[start]
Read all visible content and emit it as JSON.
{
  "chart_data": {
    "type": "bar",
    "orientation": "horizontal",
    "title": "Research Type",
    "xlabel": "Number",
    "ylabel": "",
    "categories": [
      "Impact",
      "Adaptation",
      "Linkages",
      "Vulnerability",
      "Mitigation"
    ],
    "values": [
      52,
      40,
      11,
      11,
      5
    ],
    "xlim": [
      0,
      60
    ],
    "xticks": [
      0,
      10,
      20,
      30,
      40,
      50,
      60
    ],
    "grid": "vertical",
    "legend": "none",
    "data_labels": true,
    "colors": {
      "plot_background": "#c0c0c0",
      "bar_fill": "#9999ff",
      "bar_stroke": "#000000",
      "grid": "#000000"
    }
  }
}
[end]
### The task
Set down every record above exactly as given.

### Task response
Read all visible content and emit it as JSON.
{
  "chart_data": {
    "type": "bar",
    "orientation": "horizontal",
    "title": "Research Type",
    "xlabel": "Number",
    "ylabel": "",
    "categories": [
      "Impact",
      "Adaptation",
      "Linkages",
      "Vulnerability",
      "Mitigation"
    ],
    "values": [
      52,
      40,
      11,
      11,
      5
    ],
    "xlim": [
      0,
      60
    ],
    "xticks": [
      0,
      10,
      20,
      30,
      40,
      50,
      60
    ],
    "grid": "vertical",
    "legend": "none",
    "data_labels": true,
    "colors": {
      "plot_background": "#c0c0c0",
      "bar_fill": "#9999ff",
      "bar_stroke": "#000000",
      "grid": "#000000"
    }
  }
}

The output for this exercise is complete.